**Dataset items:**

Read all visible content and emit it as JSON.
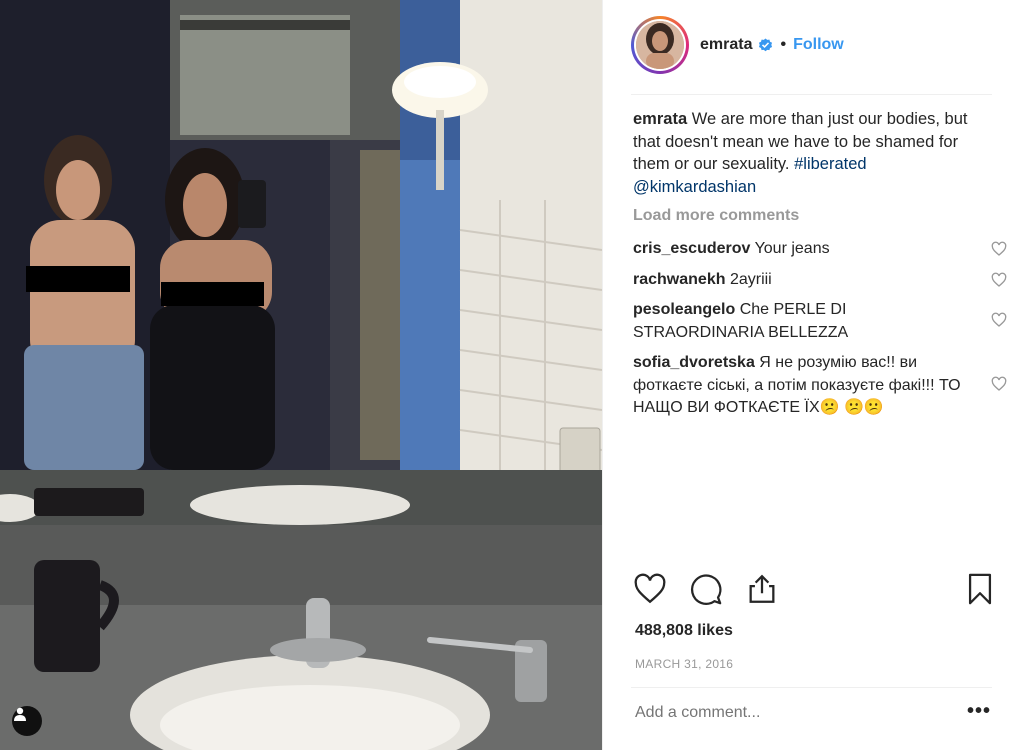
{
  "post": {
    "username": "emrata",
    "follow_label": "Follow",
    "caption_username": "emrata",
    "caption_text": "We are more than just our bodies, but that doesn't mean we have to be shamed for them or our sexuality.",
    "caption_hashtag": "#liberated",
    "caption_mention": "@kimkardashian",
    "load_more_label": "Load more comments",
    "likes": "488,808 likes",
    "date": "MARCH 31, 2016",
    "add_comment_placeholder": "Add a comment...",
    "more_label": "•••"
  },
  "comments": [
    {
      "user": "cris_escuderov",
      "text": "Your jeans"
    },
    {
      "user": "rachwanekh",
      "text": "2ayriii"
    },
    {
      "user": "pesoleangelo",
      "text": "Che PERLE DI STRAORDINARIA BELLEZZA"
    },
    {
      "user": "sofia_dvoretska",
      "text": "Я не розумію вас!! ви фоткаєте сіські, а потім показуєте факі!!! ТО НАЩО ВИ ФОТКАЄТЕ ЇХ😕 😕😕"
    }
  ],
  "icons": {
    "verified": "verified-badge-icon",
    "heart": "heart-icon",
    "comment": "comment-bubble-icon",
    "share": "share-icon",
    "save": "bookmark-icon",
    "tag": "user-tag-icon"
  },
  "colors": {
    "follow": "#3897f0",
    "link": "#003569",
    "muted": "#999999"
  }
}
* * *
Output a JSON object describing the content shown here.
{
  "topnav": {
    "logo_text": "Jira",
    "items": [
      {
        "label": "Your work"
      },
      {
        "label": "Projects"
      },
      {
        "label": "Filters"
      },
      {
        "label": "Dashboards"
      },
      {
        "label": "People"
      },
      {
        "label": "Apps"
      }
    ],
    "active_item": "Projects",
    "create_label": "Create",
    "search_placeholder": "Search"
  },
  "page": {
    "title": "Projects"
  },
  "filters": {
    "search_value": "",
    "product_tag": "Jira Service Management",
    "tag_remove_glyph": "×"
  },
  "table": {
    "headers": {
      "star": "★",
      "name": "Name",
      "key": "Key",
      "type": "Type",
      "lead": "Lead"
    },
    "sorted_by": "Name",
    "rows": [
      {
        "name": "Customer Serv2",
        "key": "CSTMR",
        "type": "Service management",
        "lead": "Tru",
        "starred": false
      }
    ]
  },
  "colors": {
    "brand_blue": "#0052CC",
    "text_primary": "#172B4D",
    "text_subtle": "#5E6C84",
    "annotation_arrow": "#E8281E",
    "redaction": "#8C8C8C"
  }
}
--
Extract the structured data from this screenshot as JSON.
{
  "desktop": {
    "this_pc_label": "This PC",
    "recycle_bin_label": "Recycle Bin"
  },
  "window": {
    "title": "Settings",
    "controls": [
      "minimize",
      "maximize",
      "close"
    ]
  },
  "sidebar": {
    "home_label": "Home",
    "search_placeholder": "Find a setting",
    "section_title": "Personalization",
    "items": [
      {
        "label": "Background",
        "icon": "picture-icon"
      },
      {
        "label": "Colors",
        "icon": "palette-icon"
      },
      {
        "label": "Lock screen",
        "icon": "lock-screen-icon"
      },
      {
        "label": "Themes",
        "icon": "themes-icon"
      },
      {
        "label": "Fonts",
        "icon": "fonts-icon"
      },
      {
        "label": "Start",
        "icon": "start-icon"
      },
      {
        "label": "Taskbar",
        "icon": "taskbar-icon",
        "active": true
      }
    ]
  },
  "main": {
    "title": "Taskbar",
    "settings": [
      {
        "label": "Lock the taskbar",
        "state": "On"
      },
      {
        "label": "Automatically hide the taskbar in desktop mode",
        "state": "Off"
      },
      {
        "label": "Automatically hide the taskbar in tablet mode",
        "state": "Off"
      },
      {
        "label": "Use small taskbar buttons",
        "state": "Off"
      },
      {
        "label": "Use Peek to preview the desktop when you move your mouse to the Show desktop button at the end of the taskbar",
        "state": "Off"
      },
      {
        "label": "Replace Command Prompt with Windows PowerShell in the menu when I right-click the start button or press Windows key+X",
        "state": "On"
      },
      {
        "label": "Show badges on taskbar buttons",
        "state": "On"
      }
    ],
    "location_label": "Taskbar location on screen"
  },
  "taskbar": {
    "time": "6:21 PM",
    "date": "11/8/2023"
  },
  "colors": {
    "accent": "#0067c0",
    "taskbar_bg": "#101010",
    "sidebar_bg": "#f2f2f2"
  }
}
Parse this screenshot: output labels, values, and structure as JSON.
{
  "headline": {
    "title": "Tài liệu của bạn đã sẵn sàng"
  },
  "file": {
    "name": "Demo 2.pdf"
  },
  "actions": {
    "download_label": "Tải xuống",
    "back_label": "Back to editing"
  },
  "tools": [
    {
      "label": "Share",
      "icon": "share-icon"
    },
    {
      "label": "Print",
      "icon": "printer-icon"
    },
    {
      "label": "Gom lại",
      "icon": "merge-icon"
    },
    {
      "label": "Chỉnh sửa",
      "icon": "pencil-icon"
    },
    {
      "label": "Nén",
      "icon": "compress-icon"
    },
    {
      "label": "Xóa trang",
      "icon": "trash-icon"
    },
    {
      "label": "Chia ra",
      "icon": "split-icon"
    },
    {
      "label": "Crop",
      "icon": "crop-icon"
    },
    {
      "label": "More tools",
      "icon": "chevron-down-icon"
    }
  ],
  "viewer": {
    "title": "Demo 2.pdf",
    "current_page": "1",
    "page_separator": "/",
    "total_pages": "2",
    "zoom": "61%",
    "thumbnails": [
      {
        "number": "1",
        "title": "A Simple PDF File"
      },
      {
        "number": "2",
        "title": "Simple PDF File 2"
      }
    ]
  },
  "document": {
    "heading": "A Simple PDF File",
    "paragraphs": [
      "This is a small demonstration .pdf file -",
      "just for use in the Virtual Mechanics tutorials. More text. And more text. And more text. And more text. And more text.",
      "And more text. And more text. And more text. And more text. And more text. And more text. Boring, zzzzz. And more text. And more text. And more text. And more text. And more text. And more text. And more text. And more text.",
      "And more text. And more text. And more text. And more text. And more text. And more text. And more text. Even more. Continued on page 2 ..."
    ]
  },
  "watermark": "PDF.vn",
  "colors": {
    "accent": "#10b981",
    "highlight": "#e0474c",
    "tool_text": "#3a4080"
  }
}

**WHAT TO DO:** Gather and copy every line of the data in which the string "JSON" is found.

**SOLVED EXERCISE:**
Read all visible content and emit it as JSON.
Output a JSON object describing the content shown here.
Extract the structured data from this screenshot as JSON.
Parse this screenshot: output labels, values, and structure as JSON.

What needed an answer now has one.